# EXERCISE MATERIAL start

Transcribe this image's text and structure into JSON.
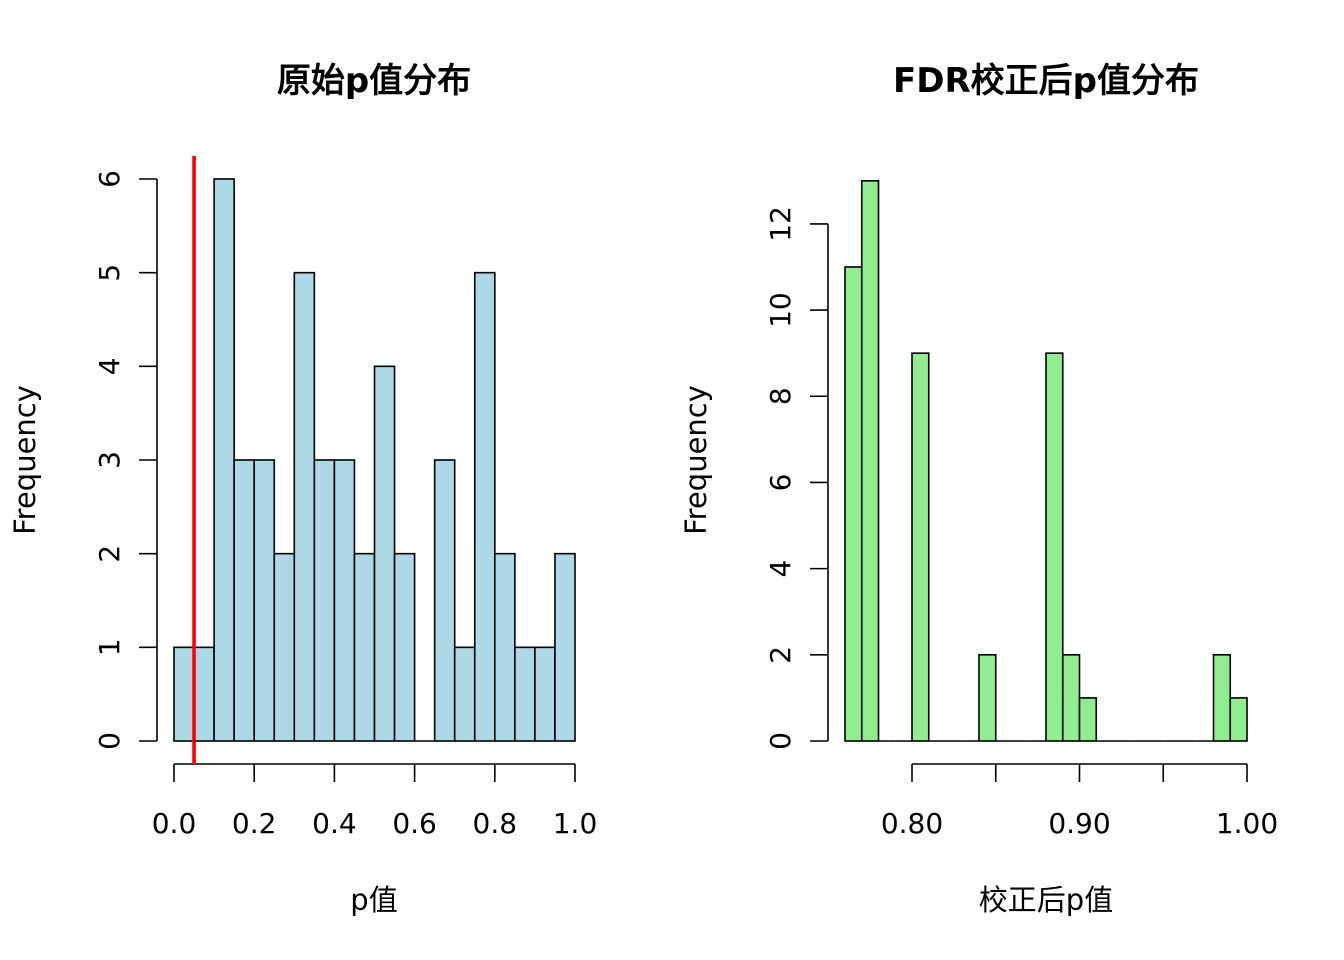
{
  "chart_data": [
    {
      "type": "bar",
      "title": "原始p值分布",
      "xlabel": "p值",
      "ylabel": "Frequency",
      "bin_edges": [
        0.0,
        0.05,
        0.1,
        0.15,
        0.2,
        0.25,
        0.3,
        0.35,
        0.4,
        0.45,
        0.5,
        0.55,
        0.6,
        0.65,
        0.7,
        0.75,
        0.8,
        0.85,
        0.9,
        0.95,
        1.0
      ],
      "values": [
        1,
        1,
        6,
        3,
        3,
        2,
        5,
        3,
        3,
        2,
        4,
        2,
        0,
        3,
        1,
        5,
        2,
        1,
        1,
        2
      ],
      "bar_color": "#add8e6",
      "xlim": [
        0,
        1
      ],
      "ylim": [
        0,
        6
      ],
      "x_ticks": [
        "0.0",
        "0.2",
        "0.4",
        "0.6",
        "0.8",
        "1.0"
      ],
      "y_ticks": [
        "0",
        "1",
        "2",
        "3",
        "4",
        "5",
        "6"
      ],
      "vline": {
        "x": 0.05,
        "color": "#ff0000"
      }
    },
    {
      "type": "bar",
      "title": "FDR校正后p值分布",
      "xlabel": "校正后p值",
      "ylabel": "Frequency",
      "bin_edges": [
        0.76,
        0.77,
        0.78,
        0.79,
        0.8,
        0.81,
        0.82,
        0.83,
        0.84,
        0.85,
        0.86,
        0.87,
        0.88,
        0.89,
        0.9,
        0.91,
        0.92,
        0.93,
        0.94,
        0.95,
        0.96,
        0.97,
        0.98,
        0.99,
        1.0
      ],
      "values": [
        11,
        13,
        0,
        0,
        9,
        0,
        0,
        0,
        2,
        0,
        0,
        0,
        9,
        2,
        1,
        0,
        0,
        0,
        0,
        0,
        0,
        0,
        2,
        1
      ],
      "bar_color": "#90ee90",
      "xlim": [
        0.76,
        1.0
      ],
      "ylim": [
        0,
        13
      ],
      "x_ticks": [
        "0.80",
        "0.90",
        "1.00"
      ],
      "x_minor_ticks": [
        0.85,
        0.95
      ],
      "y_ticks": [
        "0",
        "2",
        "4",
        "6",
        "8",
        "10",
        "12"
      ]
    }
  ]
}
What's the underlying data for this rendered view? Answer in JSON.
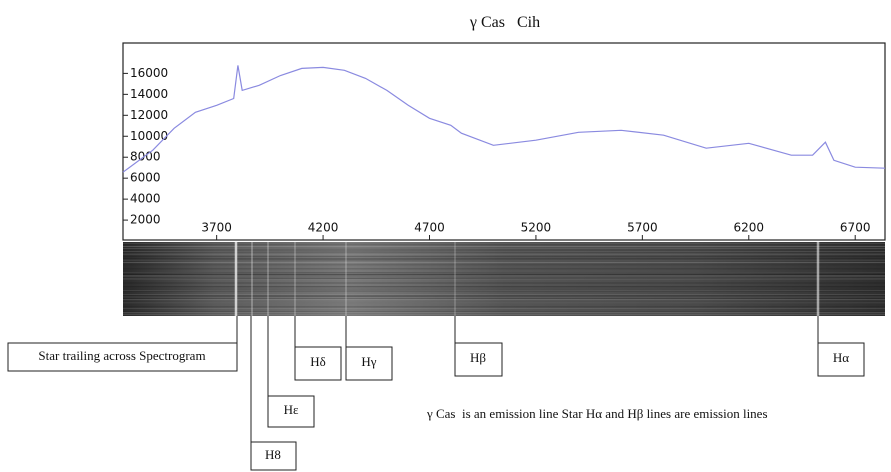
{
  "chart_data": {
    "type": "line",
    "title": "γ Cas   Cih",
    "x": [
      3260,
      3400,
      3500,
      3600,
      3700,
      3780,
      3800,
      3820,
      3900,
      4000,
      4100,
      4200,
      4300,
      4400,
      4500,
      4600,
      4700,
      4800,
      4850,
      5000,
      5200,
      5400,
      5600,
      5800,
      6000,
      6200,
      6400,
      6500,
      6560,
      6600,
      6700,
      6840
    ],
    "series": [
      {
        "color": "#8a8ae0",
        "values": [
          6570,
          8670,
          10760,
          12290,
          12950,
          13600,
          16760,
          14380,
          14860,
          15800,
          16480,
          16570,
          16290,
          15520,
          14380,
          12950,
          11710,
          11050,
          10290,
          9140,
          9620,
          10380,
          10570,
          10100,
          8860,
          9330,
          8190,
          8190,
          9430,
          7710,
          7050,
          6950
        ]
      }
    ],
    "xlim": [
      3260,
      6840
    ],
    "ylim": [
      100,
      18900
    ],
    "xticks": [
      3700,
      4200,
      4700,
      5200,
      5700,
      6200,
      6700
    ],
    "yticks": [
      2000,
      4000,
      6000,
      8000,
      10000,
      12000,
      14000,
      16000
    ],
    "annotations": [
      "Star trailing across Spectrogram",
      "H8",
      "Hε",
      "Hδ",
      "Hγ",
      "Hβ",
      "Hα",
      "γ Cas  is an emission line Star Hα and Hβ lines are emission lines"
    ]
  }
}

# EXERCISE MATERIAL end

■ SHORT TASK ■
Find the lines above that contain the word "JSON" and collect them.

■ EXPECTED ANSWER ■
Transcribe this image's text and structure into JSON.
What's the underlying data for this rendered view? Answer in JSON.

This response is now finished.